Will you give the material below again, every line exactly as it is?

======

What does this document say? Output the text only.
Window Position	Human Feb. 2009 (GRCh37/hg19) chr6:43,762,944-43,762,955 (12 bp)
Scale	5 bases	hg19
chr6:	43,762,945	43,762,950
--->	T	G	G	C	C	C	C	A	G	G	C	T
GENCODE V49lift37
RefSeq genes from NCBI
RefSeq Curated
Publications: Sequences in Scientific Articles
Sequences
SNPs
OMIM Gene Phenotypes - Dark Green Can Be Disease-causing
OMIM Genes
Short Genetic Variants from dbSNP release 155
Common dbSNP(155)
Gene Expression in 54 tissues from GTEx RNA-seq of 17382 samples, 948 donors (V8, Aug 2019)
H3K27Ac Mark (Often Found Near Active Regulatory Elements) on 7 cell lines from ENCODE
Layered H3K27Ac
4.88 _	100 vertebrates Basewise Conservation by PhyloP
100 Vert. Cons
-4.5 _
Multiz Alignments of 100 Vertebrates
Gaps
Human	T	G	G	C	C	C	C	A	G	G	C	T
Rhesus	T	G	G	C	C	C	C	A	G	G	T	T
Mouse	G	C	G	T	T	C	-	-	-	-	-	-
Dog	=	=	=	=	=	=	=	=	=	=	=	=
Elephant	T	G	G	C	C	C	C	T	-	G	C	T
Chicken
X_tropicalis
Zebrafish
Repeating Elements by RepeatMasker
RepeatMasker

======

### Task solution
What does this document say? Output the text only.
Window Position	Human Feb. 2009 (GRCh37/hg19) chr6:43,762,944-43,762,955 (12 bp)
Scale	5 bases	hg19
chr6:	43,762,945	43,762,950
--->	T	G	G	C	C	C	C	A	G	G	C	T
GENCODE V49lift37
RefSeq genes from NCBI
RefSeq Curated
Publications: Sequences in Scientific Articles
Sequences
SNPs
OMIM Gene Phenotypes - Dark Green Can Be Disease-causing
OMIM Genes
Short Genetic Variants from dbSNP release 155
Common dbSNP(155)
Gene Expression in 54 tissues from GTEx RNA-seq of 17382 samples, 948 donors (V8, Aug 2019)
H3K27Ac Mark (Often Found Near Active Regulatory Elements) on 7 cell lines from ENCODE
Layered H3K27Ac
4.88 _	100 vertebrates Basewise Conservation by PhyloP
100 Vert. Cons
-4.5 _
Multiz Alignments of 100 Vertebrates
Gaps
Human	T	G	G	C	C	C	C	A	G	G	C	T
Rhesus	T	G	G	C	C	C	C	A	G	G	T	T
Mouse	G	C	G	T	T	C	-	-	-	-	-	-
Dog	=	=	=	=	=	=	=	=	=	=	=	=
Elephant	T	G	G	C	C	C	C	T	-	G	C	T
Chicken
X_tropicalis
Zebrafish
Repeating Elements by RepeatMasker
RepeatMasker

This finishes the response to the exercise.